-- Begin RECORDS FOR THE TASK --
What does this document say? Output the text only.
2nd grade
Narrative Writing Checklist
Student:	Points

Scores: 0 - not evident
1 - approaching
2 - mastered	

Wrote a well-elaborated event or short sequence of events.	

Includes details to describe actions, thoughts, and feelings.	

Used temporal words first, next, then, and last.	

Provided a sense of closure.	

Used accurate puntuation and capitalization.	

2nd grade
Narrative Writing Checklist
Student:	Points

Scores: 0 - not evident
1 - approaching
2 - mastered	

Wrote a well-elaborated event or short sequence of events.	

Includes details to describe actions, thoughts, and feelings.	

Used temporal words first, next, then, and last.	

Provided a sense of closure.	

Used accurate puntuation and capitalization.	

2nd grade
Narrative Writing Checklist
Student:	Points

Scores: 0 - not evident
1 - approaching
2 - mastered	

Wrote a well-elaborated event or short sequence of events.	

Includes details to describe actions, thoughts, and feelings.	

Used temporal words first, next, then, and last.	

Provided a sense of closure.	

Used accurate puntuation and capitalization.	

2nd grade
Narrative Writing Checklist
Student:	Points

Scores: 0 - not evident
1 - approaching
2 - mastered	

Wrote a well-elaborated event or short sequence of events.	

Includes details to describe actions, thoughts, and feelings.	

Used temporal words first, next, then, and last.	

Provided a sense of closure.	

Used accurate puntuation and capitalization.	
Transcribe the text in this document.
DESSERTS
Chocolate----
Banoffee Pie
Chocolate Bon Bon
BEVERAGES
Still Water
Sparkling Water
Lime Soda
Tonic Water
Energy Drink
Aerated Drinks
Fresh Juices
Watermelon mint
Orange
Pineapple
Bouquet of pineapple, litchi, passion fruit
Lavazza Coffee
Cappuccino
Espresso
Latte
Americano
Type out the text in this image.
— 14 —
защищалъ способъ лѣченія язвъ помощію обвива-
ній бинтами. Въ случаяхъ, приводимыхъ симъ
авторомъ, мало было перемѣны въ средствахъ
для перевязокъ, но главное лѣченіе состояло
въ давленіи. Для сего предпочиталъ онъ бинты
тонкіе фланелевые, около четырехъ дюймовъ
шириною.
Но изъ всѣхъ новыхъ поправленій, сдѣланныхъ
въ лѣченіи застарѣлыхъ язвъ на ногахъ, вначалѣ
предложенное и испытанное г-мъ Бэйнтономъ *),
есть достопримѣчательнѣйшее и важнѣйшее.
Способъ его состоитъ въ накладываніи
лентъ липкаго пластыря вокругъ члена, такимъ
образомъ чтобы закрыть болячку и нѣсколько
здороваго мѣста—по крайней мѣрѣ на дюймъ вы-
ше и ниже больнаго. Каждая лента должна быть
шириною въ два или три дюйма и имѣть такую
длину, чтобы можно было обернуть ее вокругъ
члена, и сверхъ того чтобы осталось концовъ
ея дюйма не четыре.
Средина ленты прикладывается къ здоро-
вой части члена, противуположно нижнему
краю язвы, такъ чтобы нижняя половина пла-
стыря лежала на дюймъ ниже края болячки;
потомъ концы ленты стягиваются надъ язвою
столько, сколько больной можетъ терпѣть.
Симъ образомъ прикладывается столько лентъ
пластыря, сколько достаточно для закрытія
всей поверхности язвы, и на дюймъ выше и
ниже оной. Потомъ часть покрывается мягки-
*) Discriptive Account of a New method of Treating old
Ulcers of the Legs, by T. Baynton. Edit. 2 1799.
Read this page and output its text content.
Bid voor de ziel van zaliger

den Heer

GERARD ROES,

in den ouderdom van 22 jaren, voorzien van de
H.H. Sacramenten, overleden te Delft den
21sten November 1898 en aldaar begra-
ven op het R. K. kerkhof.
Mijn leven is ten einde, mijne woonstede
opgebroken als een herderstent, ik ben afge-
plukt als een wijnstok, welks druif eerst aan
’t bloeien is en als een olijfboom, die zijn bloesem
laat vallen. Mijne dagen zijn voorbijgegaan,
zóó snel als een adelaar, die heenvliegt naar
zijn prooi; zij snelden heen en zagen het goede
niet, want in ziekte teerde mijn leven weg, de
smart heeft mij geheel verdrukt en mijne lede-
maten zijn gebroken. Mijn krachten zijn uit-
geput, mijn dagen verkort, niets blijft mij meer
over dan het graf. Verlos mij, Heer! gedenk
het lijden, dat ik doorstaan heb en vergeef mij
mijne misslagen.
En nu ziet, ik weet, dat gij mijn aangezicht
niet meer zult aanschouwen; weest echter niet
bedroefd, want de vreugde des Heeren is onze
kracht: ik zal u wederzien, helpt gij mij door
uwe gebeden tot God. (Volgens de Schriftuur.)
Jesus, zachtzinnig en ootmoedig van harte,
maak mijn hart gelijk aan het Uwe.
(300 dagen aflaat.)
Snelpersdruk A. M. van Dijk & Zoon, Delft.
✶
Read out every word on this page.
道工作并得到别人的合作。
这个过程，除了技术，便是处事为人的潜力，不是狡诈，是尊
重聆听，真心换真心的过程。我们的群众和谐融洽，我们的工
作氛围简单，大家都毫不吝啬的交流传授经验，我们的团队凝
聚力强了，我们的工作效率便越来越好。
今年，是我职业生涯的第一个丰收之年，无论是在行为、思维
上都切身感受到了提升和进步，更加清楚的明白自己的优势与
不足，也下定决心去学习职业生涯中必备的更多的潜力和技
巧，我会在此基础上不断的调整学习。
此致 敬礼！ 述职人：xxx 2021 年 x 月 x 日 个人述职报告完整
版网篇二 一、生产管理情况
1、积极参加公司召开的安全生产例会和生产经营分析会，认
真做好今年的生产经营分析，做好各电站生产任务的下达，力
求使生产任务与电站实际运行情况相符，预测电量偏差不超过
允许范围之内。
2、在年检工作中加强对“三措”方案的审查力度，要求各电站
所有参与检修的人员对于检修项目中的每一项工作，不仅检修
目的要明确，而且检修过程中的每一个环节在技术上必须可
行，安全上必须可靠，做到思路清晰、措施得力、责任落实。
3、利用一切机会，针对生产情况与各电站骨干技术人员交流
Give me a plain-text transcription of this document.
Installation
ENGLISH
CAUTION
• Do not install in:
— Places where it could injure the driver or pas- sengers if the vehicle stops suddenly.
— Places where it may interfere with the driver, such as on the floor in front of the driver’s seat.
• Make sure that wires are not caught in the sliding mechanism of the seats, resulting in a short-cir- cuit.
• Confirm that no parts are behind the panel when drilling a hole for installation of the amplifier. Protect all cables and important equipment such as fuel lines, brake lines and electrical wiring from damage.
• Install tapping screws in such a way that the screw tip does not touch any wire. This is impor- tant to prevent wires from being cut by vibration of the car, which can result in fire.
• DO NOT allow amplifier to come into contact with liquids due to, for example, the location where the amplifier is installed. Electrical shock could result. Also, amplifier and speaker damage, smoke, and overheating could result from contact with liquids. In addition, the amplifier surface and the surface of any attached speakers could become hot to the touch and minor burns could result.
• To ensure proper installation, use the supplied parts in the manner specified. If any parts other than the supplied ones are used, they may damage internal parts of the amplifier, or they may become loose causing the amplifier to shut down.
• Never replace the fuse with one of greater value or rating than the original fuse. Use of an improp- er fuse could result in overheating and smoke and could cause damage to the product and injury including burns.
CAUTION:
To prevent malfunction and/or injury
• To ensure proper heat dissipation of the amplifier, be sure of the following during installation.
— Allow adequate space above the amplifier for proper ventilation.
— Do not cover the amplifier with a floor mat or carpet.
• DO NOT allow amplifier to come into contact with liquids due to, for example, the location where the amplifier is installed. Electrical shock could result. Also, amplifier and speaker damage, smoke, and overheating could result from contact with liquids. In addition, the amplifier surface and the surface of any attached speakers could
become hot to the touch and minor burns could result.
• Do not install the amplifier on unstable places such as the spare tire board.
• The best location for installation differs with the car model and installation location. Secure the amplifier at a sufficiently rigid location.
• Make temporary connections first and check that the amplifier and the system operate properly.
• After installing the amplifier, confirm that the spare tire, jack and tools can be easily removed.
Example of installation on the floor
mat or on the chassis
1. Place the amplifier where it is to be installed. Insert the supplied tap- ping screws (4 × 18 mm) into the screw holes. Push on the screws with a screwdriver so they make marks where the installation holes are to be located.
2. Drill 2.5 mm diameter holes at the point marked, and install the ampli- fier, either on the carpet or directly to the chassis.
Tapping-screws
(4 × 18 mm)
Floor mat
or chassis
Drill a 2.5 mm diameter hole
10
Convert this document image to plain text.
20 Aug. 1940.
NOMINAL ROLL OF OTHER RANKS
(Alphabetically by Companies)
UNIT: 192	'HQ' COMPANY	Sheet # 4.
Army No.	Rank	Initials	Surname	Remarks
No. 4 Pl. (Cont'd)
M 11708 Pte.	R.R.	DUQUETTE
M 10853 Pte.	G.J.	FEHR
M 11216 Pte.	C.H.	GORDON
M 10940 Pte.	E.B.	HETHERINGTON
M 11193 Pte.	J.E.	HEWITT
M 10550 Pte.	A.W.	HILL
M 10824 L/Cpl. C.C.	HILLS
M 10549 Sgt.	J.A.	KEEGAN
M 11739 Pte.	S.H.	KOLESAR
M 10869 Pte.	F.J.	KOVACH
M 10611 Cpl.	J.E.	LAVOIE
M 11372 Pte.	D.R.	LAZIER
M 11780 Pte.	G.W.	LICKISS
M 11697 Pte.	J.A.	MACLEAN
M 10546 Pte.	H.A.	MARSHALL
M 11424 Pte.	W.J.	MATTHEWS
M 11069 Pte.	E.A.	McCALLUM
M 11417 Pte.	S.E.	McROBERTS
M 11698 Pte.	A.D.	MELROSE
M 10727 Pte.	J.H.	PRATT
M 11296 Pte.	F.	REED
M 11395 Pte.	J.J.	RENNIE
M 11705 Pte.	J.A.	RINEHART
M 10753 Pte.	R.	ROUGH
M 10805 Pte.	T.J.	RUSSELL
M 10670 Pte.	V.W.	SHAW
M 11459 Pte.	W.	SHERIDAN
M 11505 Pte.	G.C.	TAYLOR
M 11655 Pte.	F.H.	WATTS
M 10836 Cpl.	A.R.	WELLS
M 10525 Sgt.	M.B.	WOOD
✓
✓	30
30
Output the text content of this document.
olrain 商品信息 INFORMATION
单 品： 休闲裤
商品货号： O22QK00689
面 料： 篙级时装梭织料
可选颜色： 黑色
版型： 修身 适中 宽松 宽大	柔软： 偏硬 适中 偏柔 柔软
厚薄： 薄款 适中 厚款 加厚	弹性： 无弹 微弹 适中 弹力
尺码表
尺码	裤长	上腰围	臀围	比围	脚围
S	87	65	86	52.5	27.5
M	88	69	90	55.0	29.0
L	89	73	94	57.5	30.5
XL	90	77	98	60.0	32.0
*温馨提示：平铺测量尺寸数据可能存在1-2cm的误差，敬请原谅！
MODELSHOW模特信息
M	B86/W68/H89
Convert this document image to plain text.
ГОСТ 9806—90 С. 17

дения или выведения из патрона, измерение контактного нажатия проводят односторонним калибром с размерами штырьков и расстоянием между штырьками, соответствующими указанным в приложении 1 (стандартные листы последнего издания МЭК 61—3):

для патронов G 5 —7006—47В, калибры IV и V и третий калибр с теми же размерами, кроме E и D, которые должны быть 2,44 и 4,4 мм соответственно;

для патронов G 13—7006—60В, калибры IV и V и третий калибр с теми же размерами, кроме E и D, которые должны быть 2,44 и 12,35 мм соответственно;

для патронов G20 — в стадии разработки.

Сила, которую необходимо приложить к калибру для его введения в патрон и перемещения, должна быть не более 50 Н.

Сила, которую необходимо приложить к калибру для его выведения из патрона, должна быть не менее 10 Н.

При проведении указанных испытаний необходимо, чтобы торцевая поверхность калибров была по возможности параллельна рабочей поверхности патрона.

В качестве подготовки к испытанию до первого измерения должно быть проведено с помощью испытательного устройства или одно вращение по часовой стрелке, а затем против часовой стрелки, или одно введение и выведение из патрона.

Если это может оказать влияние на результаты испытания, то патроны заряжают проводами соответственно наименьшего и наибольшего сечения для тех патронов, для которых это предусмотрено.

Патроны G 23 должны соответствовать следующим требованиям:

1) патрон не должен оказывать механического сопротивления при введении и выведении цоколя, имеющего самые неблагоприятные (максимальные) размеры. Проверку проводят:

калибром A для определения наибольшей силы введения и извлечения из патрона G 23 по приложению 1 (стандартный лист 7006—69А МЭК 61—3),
-- End RECORDS FOR THE TASK --
◆ SHORT TASK
Track down every line with the word "into" and copy it.

◆ RESULT
• DO NOT allow amplifier to come into contact with liquids due to, for example, the location where the amplifier is installed. Electrical shock could result. Also, amplifier and speaker damage, smoke, and overheating could result from contact with liquids. In addition, the amplifier surface and the surface of any attached speakers could become hot to the touch and minor burns could result.
• DO NOT allow amplifier to come into contact with liquids due to, for example, the location where the amplifier is installed. Electrical shock could result. Also, amplifier and speaker damage, smoke, and overheating could result from contact with liquids. In addition, the amplifier surface and the surface of any attached speakers could
1. Place the amplifier where it is to be installed. Insert the supplied tap- ping screws (4 × 18 mm) into the screw holes. Push on the screws with a screwdriver so they make marks where the installation holes are to be located.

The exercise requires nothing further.